Exercise goal
Which lines in the records below contain the word "ZAHRA"? Copy each of them.

╭─ Material for the task

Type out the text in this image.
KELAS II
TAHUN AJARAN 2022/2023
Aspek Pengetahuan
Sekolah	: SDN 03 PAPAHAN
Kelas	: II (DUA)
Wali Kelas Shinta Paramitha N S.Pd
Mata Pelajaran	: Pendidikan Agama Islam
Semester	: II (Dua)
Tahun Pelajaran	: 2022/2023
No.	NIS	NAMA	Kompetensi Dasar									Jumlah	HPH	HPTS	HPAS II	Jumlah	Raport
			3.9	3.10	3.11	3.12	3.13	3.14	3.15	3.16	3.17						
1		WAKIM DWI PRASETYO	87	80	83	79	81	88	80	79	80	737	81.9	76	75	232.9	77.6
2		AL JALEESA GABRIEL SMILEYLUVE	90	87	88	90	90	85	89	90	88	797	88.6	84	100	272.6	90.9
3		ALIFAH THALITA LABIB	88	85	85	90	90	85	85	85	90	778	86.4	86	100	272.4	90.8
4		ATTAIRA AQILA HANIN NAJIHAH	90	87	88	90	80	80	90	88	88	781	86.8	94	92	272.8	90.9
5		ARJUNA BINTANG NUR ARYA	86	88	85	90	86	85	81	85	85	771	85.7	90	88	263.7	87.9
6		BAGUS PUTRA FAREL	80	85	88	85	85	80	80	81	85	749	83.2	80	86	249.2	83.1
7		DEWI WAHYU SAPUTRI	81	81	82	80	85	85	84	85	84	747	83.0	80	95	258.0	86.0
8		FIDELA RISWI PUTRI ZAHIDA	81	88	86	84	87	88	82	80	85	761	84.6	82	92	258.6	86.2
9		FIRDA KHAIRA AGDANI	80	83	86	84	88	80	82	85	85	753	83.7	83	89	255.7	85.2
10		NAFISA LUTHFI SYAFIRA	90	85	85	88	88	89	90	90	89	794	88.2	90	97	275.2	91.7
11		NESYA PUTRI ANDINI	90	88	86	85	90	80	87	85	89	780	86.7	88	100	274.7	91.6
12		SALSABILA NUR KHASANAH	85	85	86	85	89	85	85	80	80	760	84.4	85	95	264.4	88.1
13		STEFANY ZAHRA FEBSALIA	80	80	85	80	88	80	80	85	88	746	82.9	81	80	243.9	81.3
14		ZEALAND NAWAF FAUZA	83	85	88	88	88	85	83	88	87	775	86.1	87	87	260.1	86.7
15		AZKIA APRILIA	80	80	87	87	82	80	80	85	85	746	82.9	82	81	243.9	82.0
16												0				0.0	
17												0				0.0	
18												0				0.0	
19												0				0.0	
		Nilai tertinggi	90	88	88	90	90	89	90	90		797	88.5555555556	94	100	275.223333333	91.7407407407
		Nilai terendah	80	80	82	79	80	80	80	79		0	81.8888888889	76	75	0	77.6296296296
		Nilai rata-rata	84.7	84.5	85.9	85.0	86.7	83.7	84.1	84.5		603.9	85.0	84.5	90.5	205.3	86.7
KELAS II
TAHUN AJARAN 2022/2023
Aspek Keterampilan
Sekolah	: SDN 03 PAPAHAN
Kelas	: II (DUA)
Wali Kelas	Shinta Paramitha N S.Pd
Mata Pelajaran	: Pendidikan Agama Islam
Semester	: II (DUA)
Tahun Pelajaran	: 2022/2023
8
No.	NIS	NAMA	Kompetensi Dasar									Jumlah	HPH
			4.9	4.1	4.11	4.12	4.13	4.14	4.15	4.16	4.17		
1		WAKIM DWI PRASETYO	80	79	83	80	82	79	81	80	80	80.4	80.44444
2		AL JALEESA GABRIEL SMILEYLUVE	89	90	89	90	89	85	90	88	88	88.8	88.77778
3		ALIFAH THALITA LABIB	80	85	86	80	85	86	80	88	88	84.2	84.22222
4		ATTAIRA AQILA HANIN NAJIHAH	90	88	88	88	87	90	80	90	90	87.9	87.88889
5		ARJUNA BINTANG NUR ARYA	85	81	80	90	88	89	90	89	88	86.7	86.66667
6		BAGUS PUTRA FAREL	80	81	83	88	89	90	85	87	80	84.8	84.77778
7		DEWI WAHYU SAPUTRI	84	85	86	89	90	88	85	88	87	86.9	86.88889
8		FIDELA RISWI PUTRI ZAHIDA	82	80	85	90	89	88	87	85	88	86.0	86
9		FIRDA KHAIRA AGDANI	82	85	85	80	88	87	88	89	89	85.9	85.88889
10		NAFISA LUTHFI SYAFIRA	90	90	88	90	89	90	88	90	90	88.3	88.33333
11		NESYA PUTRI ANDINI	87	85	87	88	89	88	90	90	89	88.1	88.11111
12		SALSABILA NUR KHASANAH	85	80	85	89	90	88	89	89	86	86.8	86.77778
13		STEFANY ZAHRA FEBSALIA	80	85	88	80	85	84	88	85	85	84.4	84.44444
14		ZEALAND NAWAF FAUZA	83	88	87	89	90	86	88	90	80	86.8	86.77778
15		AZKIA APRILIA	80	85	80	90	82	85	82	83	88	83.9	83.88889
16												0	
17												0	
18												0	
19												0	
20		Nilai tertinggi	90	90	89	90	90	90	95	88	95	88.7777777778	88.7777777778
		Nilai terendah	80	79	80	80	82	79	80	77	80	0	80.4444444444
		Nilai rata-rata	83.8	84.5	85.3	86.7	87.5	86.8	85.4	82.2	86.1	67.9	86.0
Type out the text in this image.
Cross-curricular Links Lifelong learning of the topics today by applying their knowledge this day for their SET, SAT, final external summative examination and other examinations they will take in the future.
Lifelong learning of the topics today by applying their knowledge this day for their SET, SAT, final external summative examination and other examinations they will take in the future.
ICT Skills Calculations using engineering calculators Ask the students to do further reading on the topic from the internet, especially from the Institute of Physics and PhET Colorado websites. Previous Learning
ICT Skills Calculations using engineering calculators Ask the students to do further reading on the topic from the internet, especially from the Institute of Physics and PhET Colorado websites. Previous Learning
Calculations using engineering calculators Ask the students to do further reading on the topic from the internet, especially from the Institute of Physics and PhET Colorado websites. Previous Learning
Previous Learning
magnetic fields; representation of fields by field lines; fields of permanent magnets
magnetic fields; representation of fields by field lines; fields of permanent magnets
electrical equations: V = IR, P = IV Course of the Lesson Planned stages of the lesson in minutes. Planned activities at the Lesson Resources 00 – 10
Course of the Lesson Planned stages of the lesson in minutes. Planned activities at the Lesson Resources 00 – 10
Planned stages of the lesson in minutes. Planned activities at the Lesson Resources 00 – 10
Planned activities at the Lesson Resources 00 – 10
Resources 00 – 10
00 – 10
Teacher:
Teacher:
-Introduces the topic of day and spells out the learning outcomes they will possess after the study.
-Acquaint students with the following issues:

╰─

Solution to this exercise
13		STEFANY ZAHRA FEBSALIA	80	80	85	80	88	80	80	85	88	746	82.9	81	80	243.9	81.3
13		STEFANY ZAHRA FEBSALIA	80	85	88	80	85	84	88	85	85	84.4	84.44444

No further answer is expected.